## [Directions for this task]
Nothing but the lines from the one containing "Extract the structured" through the last line of the records below should be copied, exactly and without pictures.

___ Exercise data

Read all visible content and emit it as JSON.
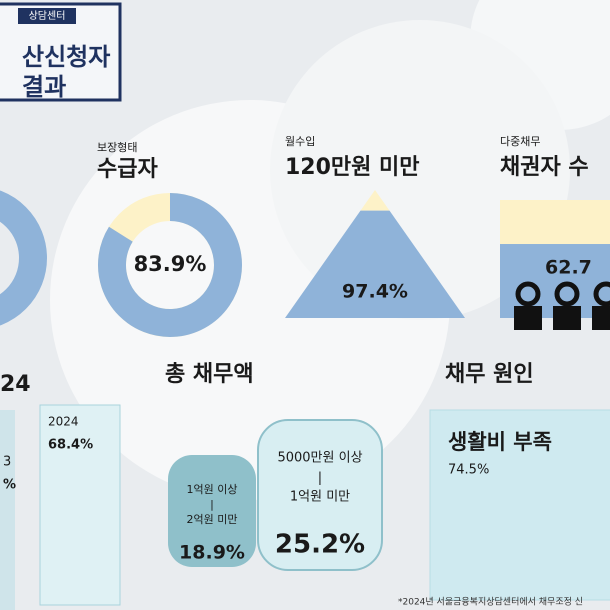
{
  "header": {
    "tag": "상담센터",
    "title_lines": [
      "산신청자",
      "결과"
    ]
  },
  "cards": [
    {
      "label": "보장형태",
      "title": "수급자",
      "value": 83.9,
      "value_label": "83.9%"
    },
    {
      "label": "월수입",
      "title": "120만원 미만",
      "value": 97.4,
      "value_label": "97.4%"
    },
    {
      "label": "다중채무",
      "title": "채권자 수",
      "value": 62.7,
      "value_label": "62.7"
    }
  ],
  "year_section": {
    "title": "24",
    "bars": [
      {
        "year": "3",
        "value_label": "%"
      },
      {
        "year": "2024",
        "value_label": "68.4%"
      }
    ]
  },
  "debt_total": {
    "title": "총 채무액",
    "bubbles": [
      {
        "range_top": "1억원 이상",
        "separator": "|",
        "range_bottom": "2억원 미만",
        "value_label": "18.9%"
      },
      {
        "range_top": "5000만원 이상",
        "separator": "|",
        "range_bottom": "1억원 미만",
        "value_label": "25.2%"
      }
    ]
  },
  "debt_cause": {
    "title": "채무 원인",
    "item": "생활비 부족",
    "value_label": "74.5%"
  },
  "footnote": "*2024년 서울금융복지상담센터에서 채무조정 신"
}
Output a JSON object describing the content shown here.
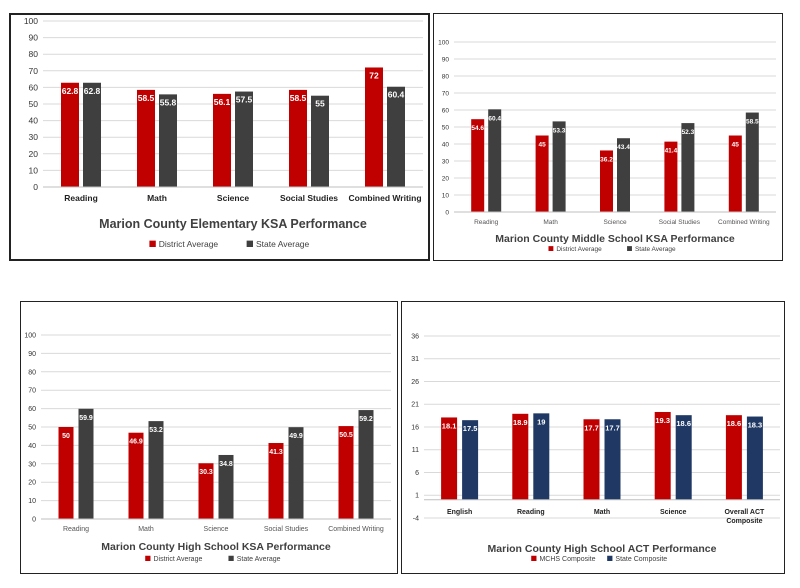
{
  "colors": {
    "primary": "#c00000",
    "secondary": "#3f3f3f",
    "act_state": "#1f3864",
    "grid": "#d9d9d9",
    "axis_text": "#333333"
  },
  "chart_data": [
    {
      "type": "bar",
      "title": "Marion County Elementary KSA Performance",
      "categories": [
        "Reading",
        "Math",
        "Science",
        "Social Studies",
        "Combined Writing"
      ],
      "series": [
        {
          "name": "District Average",
          "values": [
            62.8,
            58.5,
            56.1,
            58.5,
            72
          ]
        },
        {
          "name": "State Average",
          "values": [
            62.8,
            55.8,
            57.5,
            55,
            60.4
          ]
        }
      ],
      "yticks": [
        "0",
        "10",
        "20",
        "30",
        "40",
        "50",
        "60",
        "70",
        "80",
        "90",
        "100"
      ],
      "ylim": [
        0,
        100
      ],
      "grid": true,
      "legend": "bottom"
    },
    {
      "type": "bar",
      "title": "Marion County Middle School KSA Performance",
      "categories": [
        "Reading",
        "Math",
        "Science",
        "Social Studies",
        "Combined Writing"
      ],
      "series": [
        {
          "name": "District Average",
          "values": [
            54.6,
            45,
            36.2,
            41.4,
            45
          ]
        },
        {
          "name": "State Average",
          "values": [
            60.4,
            53.3,
            43.4,
            52.3,
            58.5
          ]
        }
      ],
      "yticks": [
        "0",
        "10",
        "20",
        "30",
        "40",
        "50",
        "60",
        "70",
        "80",
        "90",
        "100"
      ],
      "ylim": [
        0,
        100
      ],
      "grid": true,
      "legend": "bottom"
    },
    {
      "type": "bar",
      "title": "Marion County High School KSA Performance",
      "categories": [
        "Reading",
        "Math",
        "Science",
        "Social Studies",
        "Combined Writing"
      ],
      "series": [
        {
          "name": "District Average",
          "values": [
            50,
            46.9,
            30.3,
            41.3,
            50.5
          ]
        },
        {
          "name": "State Average",
          "values": [
            59.9,
            53.2,
            34.8,
            49.9,
            59.2
          ]
        }
      ],
      "yticks": [
        "0",
        "10",
        "20",
        "30",
        "40",
        "50",
        "60",
        "70",
        "80",
        "90",
        "100"
      ],
      "ylim": [
        0,
        100
      ],
      "grid": true,
      "legend": "bottom"
    },
    {
      "type": "bar",
      "title": "Marion County High School ACT  Performance",
      "categories": [
        "English",
        "Reading",
        "Math",
        "Science",
        "Overall ACT Composite"
      ],
      "series": [
        {
          "name": "MCHS Composite",
          "values": [
            18.1,
            18.9,
            17.7,
            19.3,
            18.6
          ]
        },
        {
          "name": "State Composite",
          "values": [
            17.5,
            19,
            17.7,
            18.6,
            18.3
          ]
        }
      ],
      "yticks": [
        "-4",
        "1",
        "6",
        "11",
        "16",
        "21",
        "26",
        "31",
        "36"
      ],
      "ylim": [
        -4,
        36
      ],
      "grid": true,
      "legend": "bottom"
    }
  ]
}
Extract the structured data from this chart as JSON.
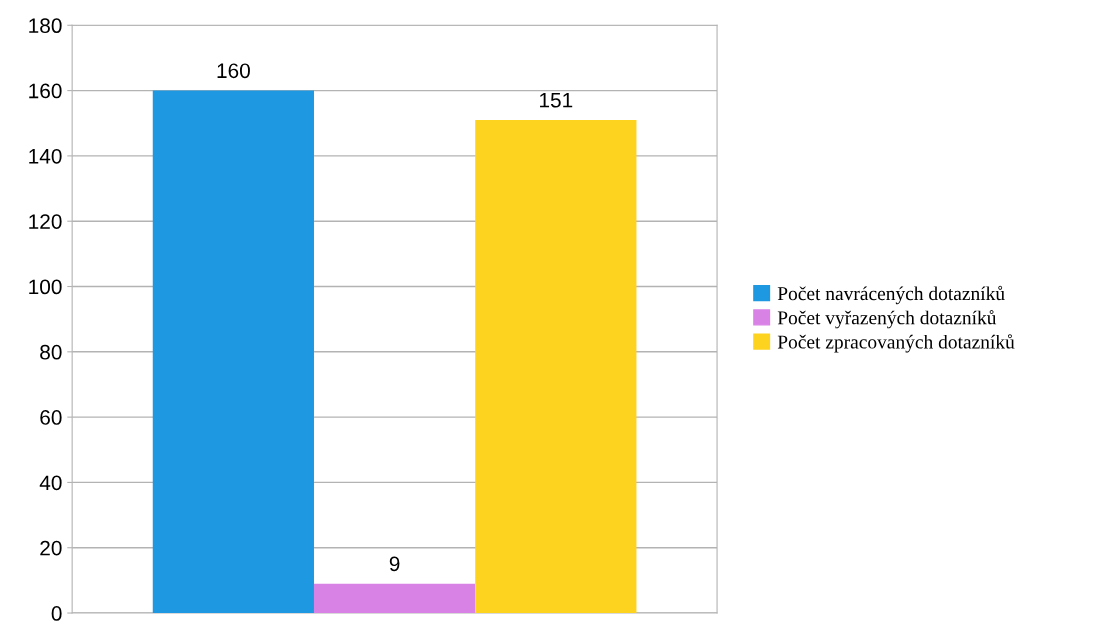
{
  "chart_data": {
    "type": "bar",
    "categories": [
      null
    ],
    "series": [
      {
        "name": "Počet navrácených dotazníků",
        "color": "#1e98e0",
        "values": [
          160
        ]
      },
      {
        "name": "Počet vyřazených dotazníků",
        "color": "#d982e6",
        "values": [
          9
        ]
      },
      {
        "name": "Počet zpracovaných dotazníků",
        "color": "#fed320",
        "values": [
          151
        ]
      }
    ],
    "ylim": [
      0,
      180
    ],
    "yticks": [
      0,
      20,
      40,
      60,
      80,
      100,
      120,
      140,
      160,
      180
    ],
    "grid": "y",
    "legend": "right",
    "data_labels": true
  }
}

______

## [In response]
Extract the structured data from this chart as JSON.
{
  "chart_data": {
    "type": "bar",
    "categories": [
      null
    ],
    "series": [
      {
        "name": "Počet navrácených dotazníků",
        "color": "#1e98e0",
        "values": [
          160
        ]
      },
      {
        "name": "Počet vyřazených dotazníků",
        "color": "#d982e6",
        "values": [
          9
        ]
      },
      {
        "name": "Počet zpracovaných dotazníků",
        "color": "#fed320",
        "values": [
          151
        ]
      }
    ],
    "ylim": [
      0,
      180
    ],
    "yticks": [
      0,
      20,
      40,
      60,
      80,
      100,
      120,
      140,
      160,
      180
    ],
    "grid": "y",
    "legend": "right",
    "data_labels": true
  }
}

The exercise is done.